• TASK OBJECTIVE: Determine how many lines hold "доходов" and give only that number.

== SUPPLIED MATERIAL

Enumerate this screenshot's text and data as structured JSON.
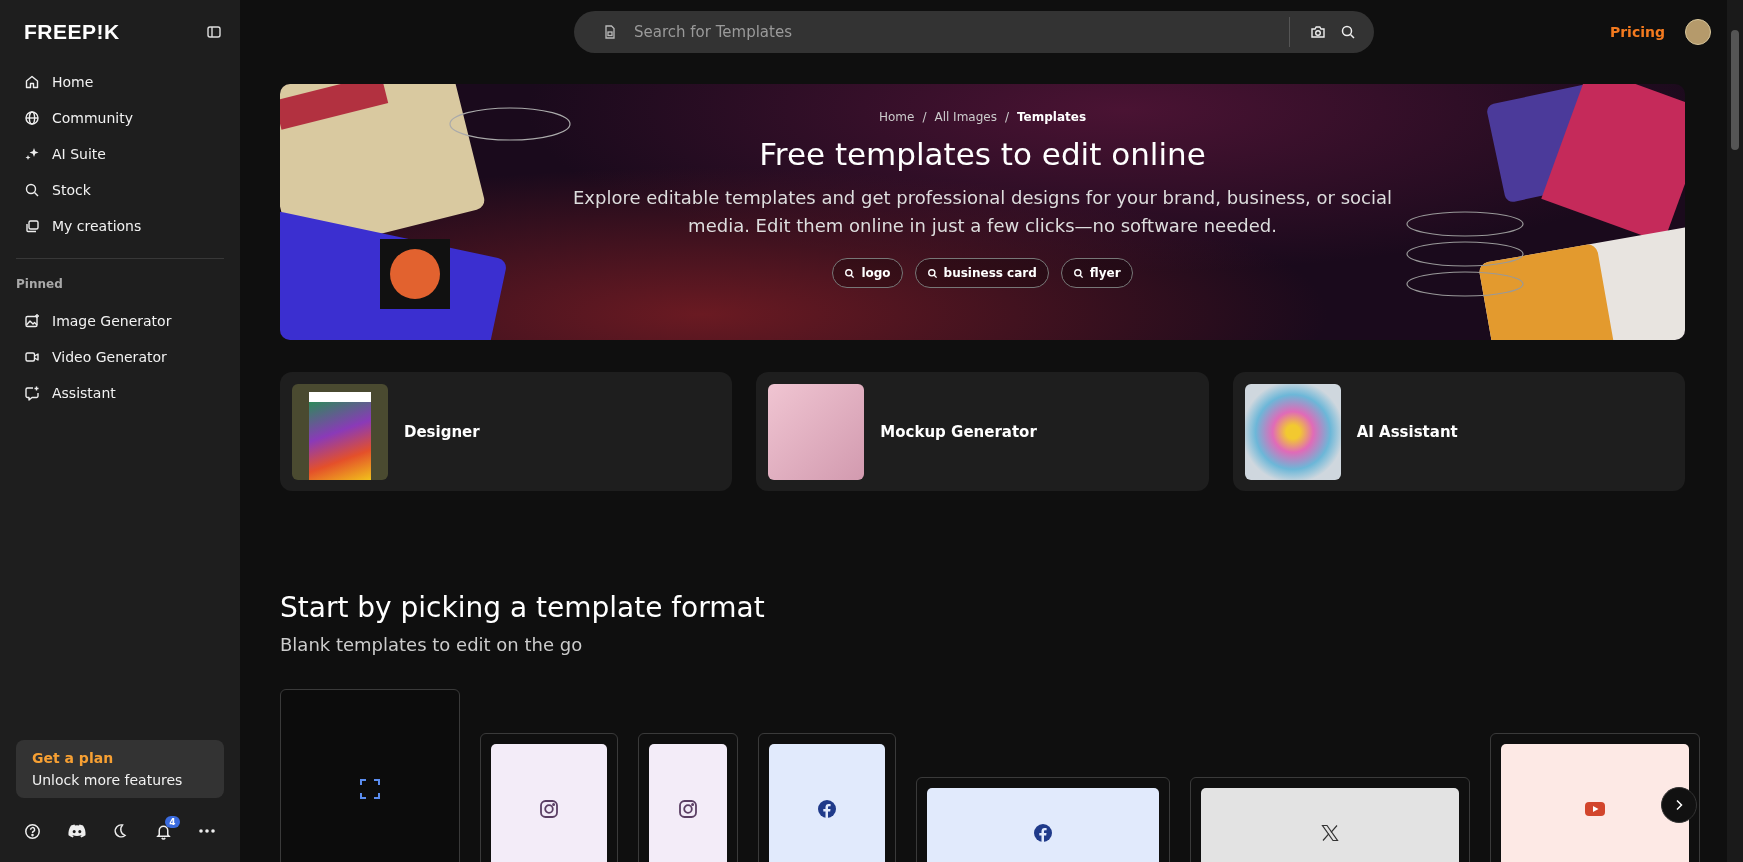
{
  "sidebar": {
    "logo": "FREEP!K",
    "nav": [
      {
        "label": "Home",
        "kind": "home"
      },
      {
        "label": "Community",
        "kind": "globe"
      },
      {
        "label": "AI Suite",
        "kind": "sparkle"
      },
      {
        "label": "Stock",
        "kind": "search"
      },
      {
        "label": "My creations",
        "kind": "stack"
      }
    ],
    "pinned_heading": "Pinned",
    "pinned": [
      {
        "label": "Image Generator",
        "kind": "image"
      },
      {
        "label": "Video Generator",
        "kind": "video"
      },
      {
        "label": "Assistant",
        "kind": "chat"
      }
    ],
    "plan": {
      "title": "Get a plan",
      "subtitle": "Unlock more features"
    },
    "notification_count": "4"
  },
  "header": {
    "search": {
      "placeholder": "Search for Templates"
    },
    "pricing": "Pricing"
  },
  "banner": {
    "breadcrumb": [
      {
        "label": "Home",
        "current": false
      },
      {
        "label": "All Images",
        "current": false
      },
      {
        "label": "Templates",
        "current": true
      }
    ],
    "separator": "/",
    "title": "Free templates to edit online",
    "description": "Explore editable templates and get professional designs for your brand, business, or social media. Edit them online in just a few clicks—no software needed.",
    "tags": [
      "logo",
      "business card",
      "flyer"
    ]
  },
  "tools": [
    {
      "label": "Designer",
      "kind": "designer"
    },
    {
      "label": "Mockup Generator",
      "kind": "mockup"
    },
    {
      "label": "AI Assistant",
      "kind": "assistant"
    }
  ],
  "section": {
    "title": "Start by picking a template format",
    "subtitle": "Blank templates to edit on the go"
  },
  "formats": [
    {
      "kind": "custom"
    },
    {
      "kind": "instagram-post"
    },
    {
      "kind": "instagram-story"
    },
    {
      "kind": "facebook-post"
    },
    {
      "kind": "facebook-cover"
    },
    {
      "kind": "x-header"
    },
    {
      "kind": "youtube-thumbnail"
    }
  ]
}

====
== SUPPLIED MATERIAL

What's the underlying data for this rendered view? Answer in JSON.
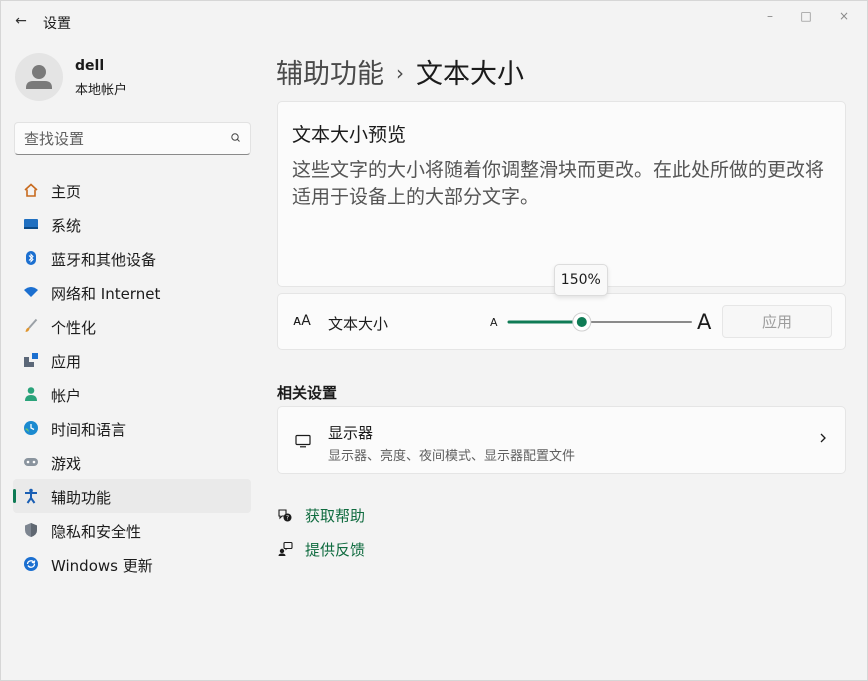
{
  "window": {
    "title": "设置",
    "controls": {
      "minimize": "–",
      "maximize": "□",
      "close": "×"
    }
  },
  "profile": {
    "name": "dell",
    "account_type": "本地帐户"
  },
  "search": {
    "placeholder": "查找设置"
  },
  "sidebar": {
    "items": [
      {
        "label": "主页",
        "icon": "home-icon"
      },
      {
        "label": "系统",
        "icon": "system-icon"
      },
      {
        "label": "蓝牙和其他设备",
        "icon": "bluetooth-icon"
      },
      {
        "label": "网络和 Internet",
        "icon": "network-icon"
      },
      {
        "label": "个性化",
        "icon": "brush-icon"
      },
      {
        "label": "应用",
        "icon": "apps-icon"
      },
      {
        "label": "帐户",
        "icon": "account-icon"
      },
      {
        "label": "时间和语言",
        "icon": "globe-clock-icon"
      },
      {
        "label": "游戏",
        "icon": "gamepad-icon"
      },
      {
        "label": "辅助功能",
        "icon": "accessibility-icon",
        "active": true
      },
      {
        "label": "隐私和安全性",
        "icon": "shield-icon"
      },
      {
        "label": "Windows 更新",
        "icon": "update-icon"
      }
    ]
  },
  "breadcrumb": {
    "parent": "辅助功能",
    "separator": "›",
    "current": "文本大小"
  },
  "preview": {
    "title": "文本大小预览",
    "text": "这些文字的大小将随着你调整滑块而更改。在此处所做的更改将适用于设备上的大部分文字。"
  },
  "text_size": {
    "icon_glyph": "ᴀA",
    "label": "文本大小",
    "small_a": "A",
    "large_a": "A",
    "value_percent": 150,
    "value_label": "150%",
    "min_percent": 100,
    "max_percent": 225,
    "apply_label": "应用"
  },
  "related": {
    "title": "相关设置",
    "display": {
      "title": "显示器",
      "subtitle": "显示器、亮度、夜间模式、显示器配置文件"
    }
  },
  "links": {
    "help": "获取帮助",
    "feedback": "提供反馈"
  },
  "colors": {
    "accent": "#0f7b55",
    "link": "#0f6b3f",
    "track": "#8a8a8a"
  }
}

====
== SUPPLIED MATERIAL

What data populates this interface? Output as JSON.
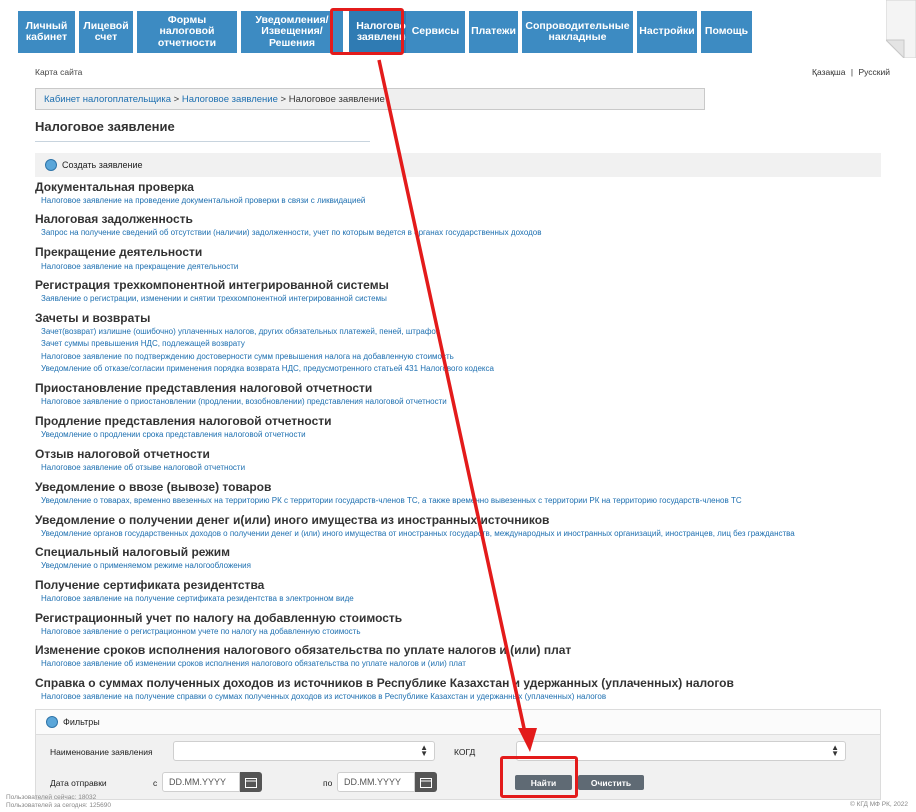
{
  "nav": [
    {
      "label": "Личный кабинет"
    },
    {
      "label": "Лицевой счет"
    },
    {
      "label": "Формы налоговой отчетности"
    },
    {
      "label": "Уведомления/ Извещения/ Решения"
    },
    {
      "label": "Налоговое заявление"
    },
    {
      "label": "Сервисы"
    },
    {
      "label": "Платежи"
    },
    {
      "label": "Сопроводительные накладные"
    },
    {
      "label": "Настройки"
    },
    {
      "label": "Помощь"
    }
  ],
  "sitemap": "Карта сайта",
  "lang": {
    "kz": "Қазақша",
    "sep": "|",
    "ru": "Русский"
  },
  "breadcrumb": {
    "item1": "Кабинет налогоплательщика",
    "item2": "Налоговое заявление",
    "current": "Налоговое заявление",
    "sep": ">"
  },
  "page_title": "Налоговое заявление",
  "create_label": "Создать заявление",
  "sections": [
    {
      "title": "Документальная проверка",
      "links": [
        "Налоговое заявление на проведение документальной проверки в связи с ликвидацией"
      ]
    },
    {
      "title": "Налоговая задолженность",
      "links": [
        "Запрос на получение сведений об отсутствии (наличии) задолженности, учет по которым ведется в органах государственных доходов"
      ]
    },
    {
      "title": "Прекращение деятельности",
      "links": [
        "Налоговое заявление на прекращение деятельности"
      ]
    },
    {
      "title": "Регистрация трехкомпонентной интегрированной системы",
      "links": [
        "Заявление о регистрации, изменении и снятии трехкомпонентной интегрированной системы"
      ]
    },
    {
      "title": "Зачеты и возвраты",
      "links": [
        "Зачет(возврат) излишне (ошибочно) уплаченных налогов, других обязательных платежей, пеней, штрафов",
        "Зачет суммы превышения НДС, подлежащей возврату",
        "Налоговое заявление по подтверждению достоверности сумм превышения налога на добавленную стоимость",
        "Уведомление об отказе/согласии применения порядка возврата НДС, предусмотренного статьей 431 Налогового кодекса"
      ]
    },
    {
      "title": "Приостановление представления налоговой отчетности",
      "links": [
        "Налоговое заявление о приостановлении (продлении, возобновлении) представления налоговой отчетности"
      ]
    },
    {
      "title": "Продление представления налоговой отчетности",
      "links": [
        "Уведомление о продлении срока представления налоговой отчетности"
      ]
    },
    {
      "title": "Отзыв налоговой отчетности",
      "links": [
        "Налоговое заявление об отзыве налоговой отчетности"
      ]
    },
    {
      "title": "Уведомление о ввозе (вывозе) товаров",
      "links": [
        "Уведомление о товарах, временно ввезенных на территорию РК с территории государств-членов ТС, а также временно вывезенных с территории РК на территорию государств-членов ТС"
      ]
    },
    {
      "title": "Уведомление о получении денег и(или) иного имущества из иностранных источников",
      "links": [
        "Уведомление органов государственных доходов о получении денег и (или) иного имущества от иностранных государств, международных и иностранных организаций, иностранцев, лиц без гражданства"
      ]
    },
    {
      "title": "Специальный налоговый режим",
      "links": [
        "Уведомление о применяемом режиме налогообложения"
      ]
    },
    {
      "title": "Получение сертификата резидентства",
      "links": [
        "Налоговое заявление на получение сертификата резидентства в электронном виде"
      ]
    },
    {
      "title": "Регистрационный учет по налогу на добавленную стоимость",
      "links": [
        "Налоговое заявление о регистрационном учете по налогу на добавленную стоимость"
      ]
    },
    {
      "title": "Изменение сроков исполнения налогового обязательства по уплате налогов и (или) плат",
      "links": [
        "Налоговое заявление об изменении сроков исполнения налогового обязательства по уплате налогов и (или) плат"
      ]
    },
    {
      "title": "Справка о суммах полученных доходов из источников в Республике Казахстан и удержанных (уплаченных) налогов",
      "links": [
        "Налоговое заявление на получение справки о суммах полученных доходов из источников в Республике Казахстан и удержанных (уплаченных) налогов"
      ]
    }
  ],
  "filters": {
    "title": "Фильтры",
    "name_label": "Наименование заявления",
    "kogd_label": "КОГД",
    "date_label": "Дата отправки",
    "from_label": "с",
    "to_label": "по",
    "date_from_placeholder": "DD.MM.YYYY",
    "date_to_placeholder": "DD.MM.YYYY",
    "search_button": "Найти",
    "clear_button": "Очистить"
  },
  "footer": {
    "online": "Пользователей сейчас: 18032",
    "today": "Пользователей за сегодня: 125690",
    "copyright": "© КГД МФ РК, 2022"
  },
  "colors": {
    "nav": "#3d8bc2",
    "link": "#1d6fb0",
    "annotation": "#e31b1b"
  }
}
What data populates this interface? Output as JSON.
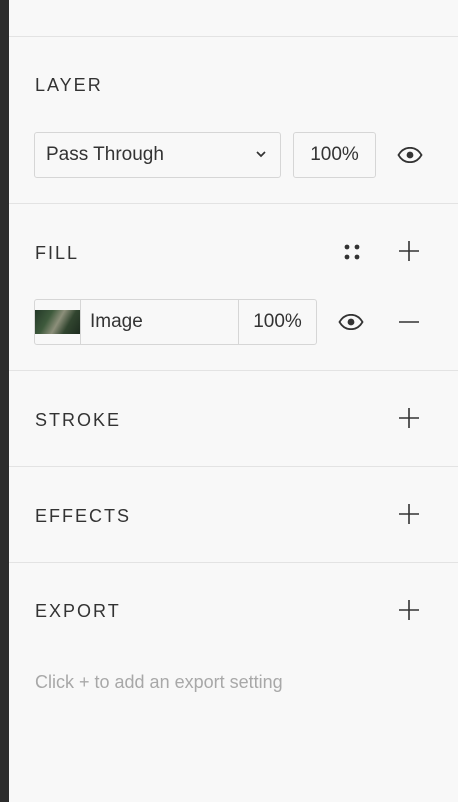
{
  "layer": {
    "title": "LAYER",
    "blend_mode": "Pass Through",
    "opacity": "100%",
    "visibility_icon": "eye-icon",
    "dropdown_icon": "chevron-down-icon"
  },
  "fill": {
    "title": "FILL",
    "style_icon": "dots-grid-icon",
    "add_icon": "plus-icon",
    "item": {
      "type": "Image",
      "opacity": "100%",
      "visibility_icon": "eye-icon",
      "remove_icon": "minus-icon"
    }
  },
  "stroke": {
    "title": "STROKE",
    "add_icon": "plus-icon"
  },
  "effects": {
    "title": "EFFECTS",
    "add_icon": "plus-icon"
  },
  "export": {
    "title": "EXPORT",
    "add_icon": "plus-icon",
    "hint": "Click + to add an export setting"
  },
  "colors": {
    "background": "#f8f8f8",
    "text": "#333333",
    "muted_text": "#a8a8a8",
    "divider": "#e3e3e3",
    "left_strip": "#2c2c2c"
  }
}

====

• ANSWER FOR THIS EXERCISE: 4